## Exercise description
Repeat each entry as written, dropping any picture you find.
>>>
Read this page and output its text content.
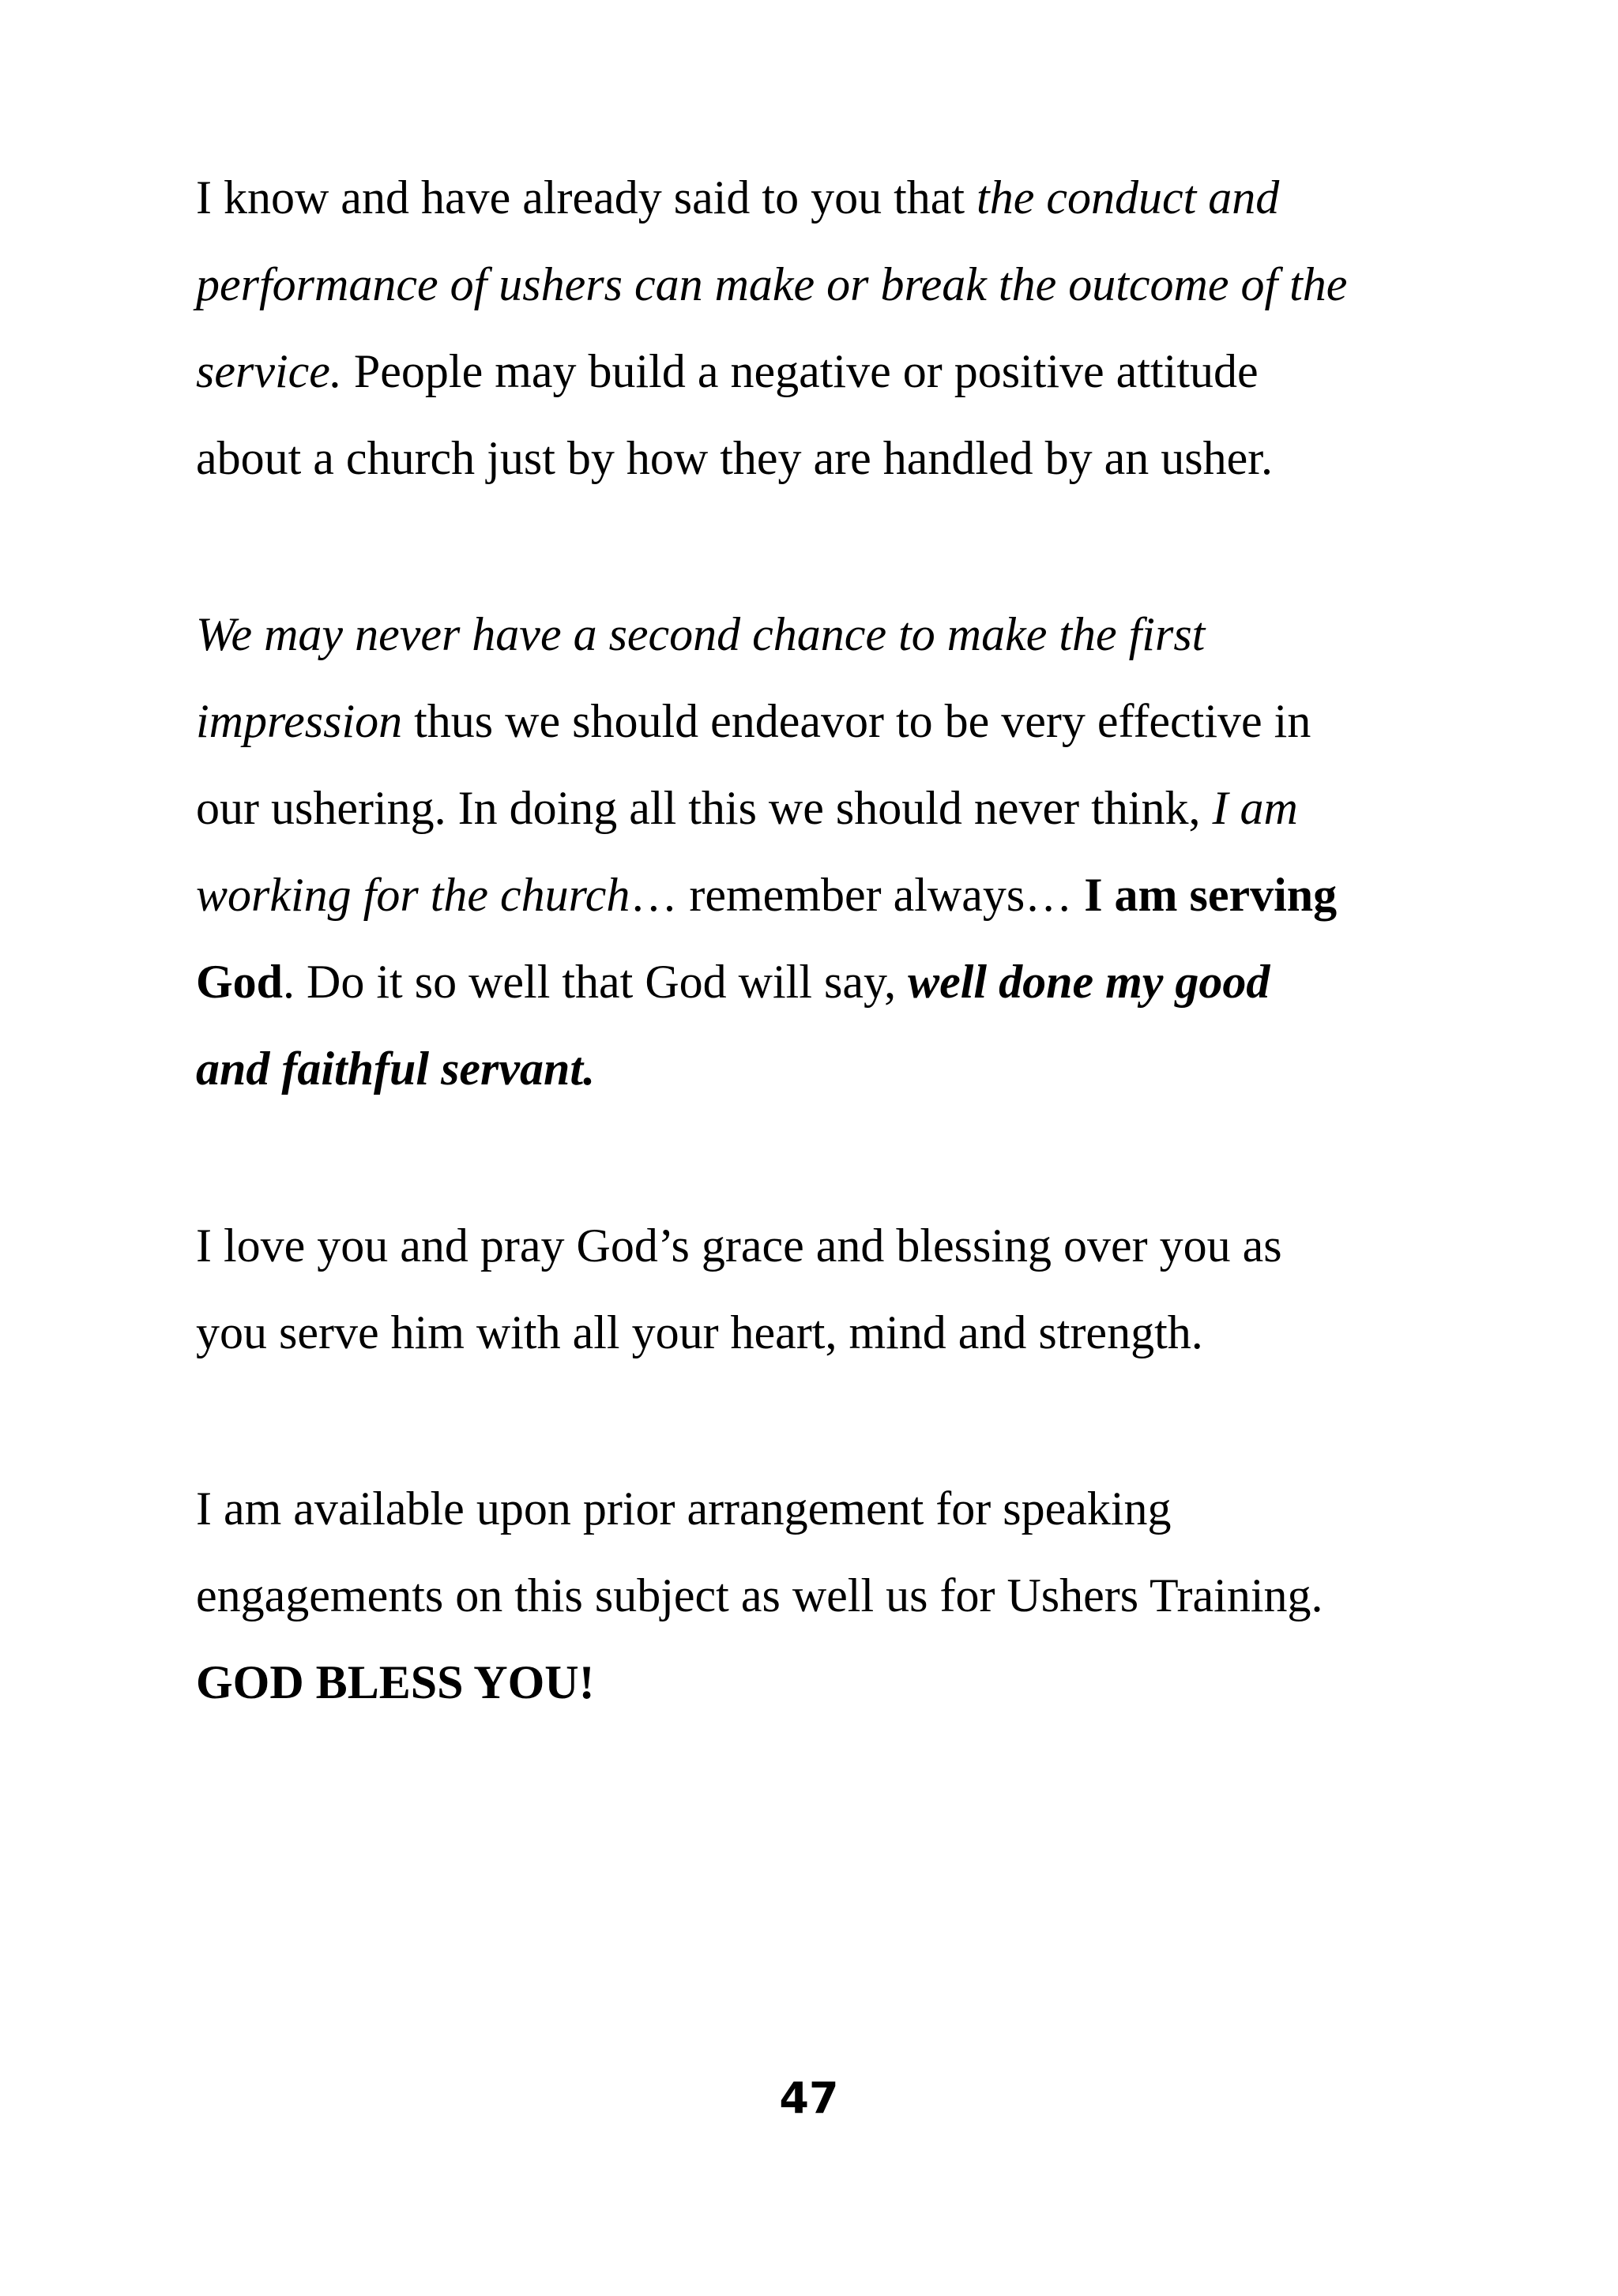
I know and have already said to you that the conduct and
performance of ushers can make or break the outcome of the
service. People may build a negative or positive attitude
about a church just by how they are handled by an usher.
We may never have a second chance to make the first
impression thus we should endeavor to be very effective in
our ushering. In doing all this we should never think, I am
working for the church… remember always… I am serving
God. Do it so well that God will say, well done my good
and faithful servant.
I love you and pray God’s grace and blessing over you as
you serve him with all your heart, mind and strength.
I am available upon prior arrangement for speaking
engagements on this subject as well us for Ushers Training.
GOD BLESS YOU!
47
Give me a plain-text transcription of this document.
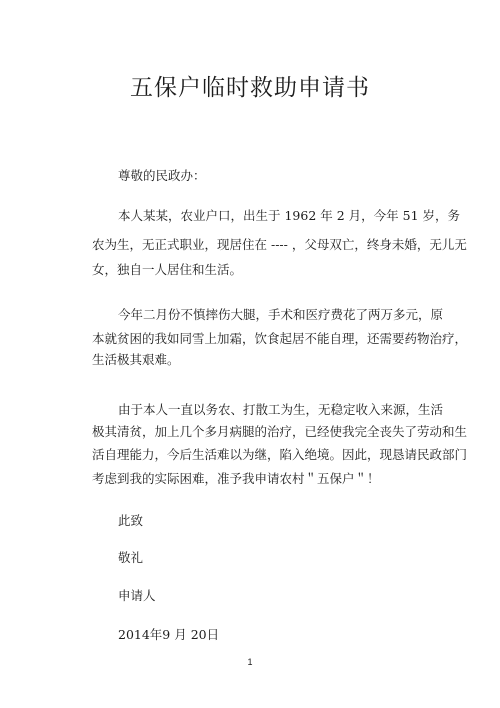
五保户临时救助申请书
尊敬的民政办：
本人某某，农业户口，出生于 1962 年 2 月，今年 51 岁，务
农为生，无正式职业，现居住在 ---- ，父母双亡，终身未婚，无儿无
女，独自一人居住和生活。
今年二月份不慎摔伤大腿，手术和医疗费花了两万多元，原
本就贫困的我如同雪上加霜，饮食起居不能自理，还需要药物治疗，
生活极其艰难。
由于本人一直以务农、打散工为生，无稳定收入来源，生活
极其清贫，加上几个多月病腿的治疗，已经使我完全丧失了劳动和生
活自理能力，今后生活难以为继，陷入绝境。因此，现恳请民政部门
考虑到我的实际困难，准予我申请农村＂五保户＂！
此致
敬礼
申请人
2014年9 月 20日
1
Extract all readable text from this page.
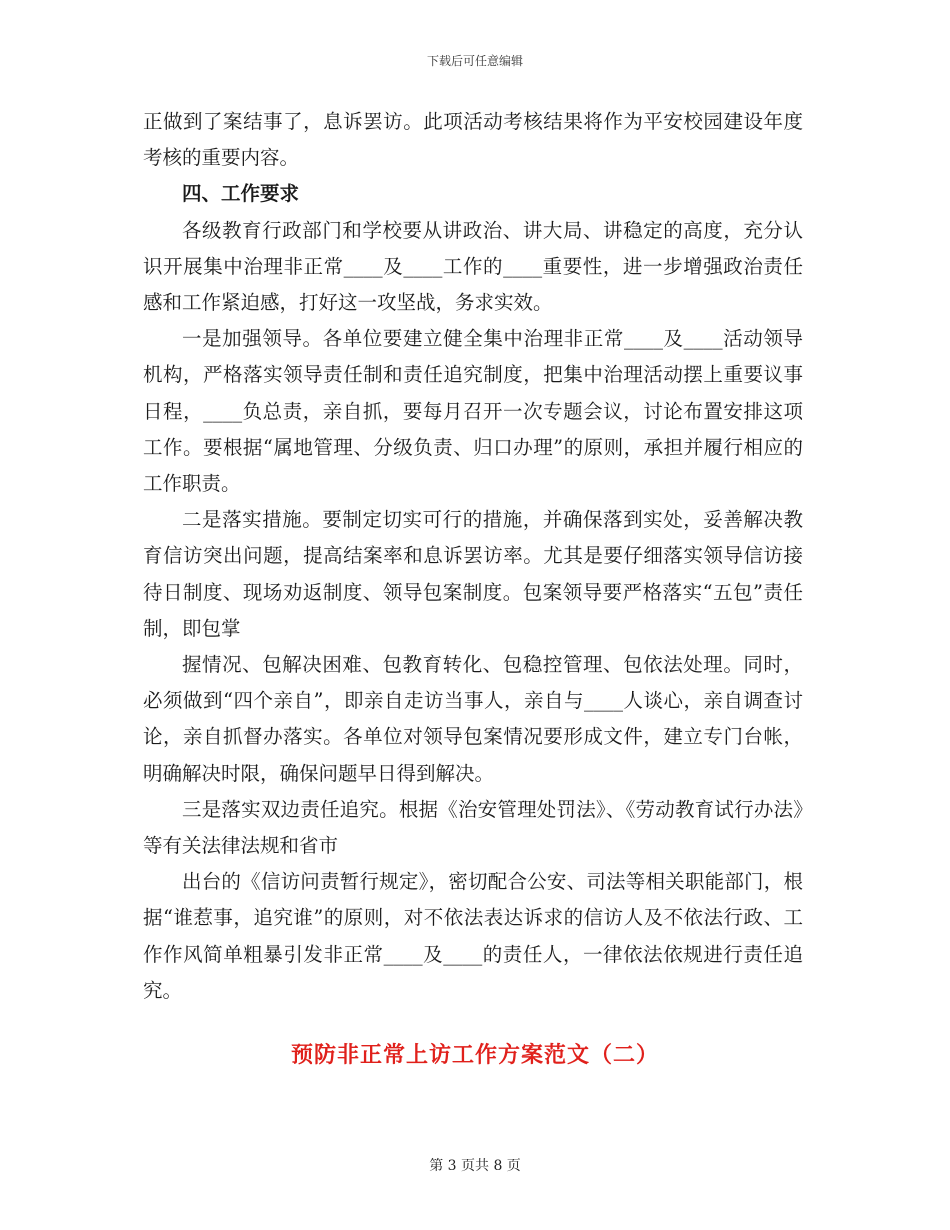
下载后可任意编辑

正做到了案结事了，息诉罢访。此项活动考核结果将作为平安校园建设年度考核的重要内容。

四、工作要求

各级教育行政部门和学校要从讲政治、讲大局、讲稳定的高度，充分认识开展集中治理非正常____及____工作的____重要性，进一步增强政治责任感和工作紧迫感，打好这一攻坚战，务求实效。

一是加强领导。各单位要建立健全集中治理非正常____及____活动领导机构，严格落实领导责任制和责任追究制度，把集中治理活动摆上重要议事日程，____负总责，亲自抓，要每月召开一次专题会议，讨论布置安排这项工作。要根据“属地管理、分级负责、归口办理”的原则，承担并履行相应的工作职责。

二是落实措施。要制定切实可行的措施，并确保落到实处，妥善解决教育信访突出问题，提高结案率和息诉罢访率。尤其是要仔细落实领导信访接待日制度、现场劝返制度、领导包案制度。包案领导要严格落实“五包”责任制，即包掌

握情况、包解决困难、包教育转化、包稳控管理、包依法处理。同时，必须做到“四个亲自”，即亲自走访当事人，亲自与____人谈心，亲自调查讨论，亲自抓督办落实。各单位对领导包案情况要形成文件，建立专门台帐，明确解决时限，确保问题早日得到解决。

三是落实双边责任追究。根据《治安管理处罚法》、《劳动教育试行办法》等有关法律法规和省市

出台的《信访问责暂行规定》，密切配合公安、司法等相关职能部门，根据“谁惹事，追究谁”的原则，对不依法表达诉求的信访人及不依法行政、工作作风简单粗暴引发非正常____及____的责任人，一律依法依规进行责任追究。

预防非正常上访工作方案范文（二）
第 3 页共 8 页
<<<
## Completed exercise
Read this page and output its text content.
I know and have already said to you that the conduct and
performance of ushers can make or break the outcome of the
service. People may build a negative or positive attitude
about a church just by how they are handled by an usher.
We may never have a second chance to make the first
impression thus we should endeavor to be very effective in
our ushering. In doing all this we should never think, I am
working for the church… remember always… I am serving
God. Do it so well that God will say, well done my good
and faithful servant.
I love you and pray God’s grace and blessing over you as
you serve him with all your heart, mind and strength.
I am available upon prior arrangement for speaking
engagements on this subject as well us for Ushers Training.
GOD BLESS YOU!
47
Give me a plain-text transcription of this document.
五保户临时救助申请书
尊敬的民政办：
本人某某，农业户口，出生于 1962 年 2 月，今年 51 岁，务
农为生，无正式职业，现居住在 ---- ，父母双亡，终身未婚，无儿无
女，独自一人居住和生活。
今年二月份不慎摔伤大腿，手术和医疗费花了两万多元，原
本就贫困的我如同雪上加霜，饮食起居不能自理，还需要药物治疗，
生活极其艰难。
由于本人一直以务农、打散工为生，无稳定收入来源，生活
极其清贫，加上几个多月病腿的治疗，已经使我完全丧失了劳动和生
活自理能力，今后生活难以为继，陷入绝境。因此，现恳请民政部门
考虑到我的实际困难，准予我申请农村＂五保户＂！
此致
敬礼
申请人
2014年9 月 20日
1
Extract all readable text from this page.
下载后可任意编辑

正做到了案结事了，息诉罢访。此项活动考核结果将作为平安校园建设年度考核的重要内容。

四、工作要求

各级教育行政部门和学校要从讲政治、讲大局、讲稳定的高度，充分认识开展集中治理非正常____及____工作的____重要性，进一步增强政治责任感和工作紧迫感，打好这一攻坚战，务求实效。

一是加强领导。各单位要建立健全集中治理非正常____及____活动领导机构，严格落实领导责任制和责任追究制度，把集中治理活动摆上重要议事日程，____负总责，亲自抓，要每月召开一次专题会议，讨论布置安排这项工作。要根据“属地管理、分级负责、归口办理”的原则，承担并履行相应的工作职责。

二是落实措施。要制定切实可行的措施，并确保落到实处，妥善解决教育信访突出问题，提高结案率和息诉罢访率。尤其是要仔细落实领导信访接待日制度、现场劝返制度、领导包案制度。包案领导要严格落实“五包”责任制，即包掌

握情况、包解决困难、包教育转化、包稳控管理、包依法处理。同时，必须做到“四个亲自”，即亲自走访当事人，亲自与____人谈心，亲自调查讨论，亲自抓督办落实。各单位对领导包案情况要形成文件，建立专门台帐，明确解决时限，确保问题早日得到解决。

三是落实双边责任追究。根据《治安管理处罚法》、《劳动教育试行办法》等有关法律法规和省市

出台的《信访问责暂行规定》，密切配合公安、司法等相关职能部门，根据“谁惹事，追究谁”的原则，对不依法表达诉求的信访人及不依法行政、工作作风简单粗暴引发非正常____及____的责任人，一律依法依规进行责任追究。

预防非正常上访工作方案范文（二）
第 3 页共 8 页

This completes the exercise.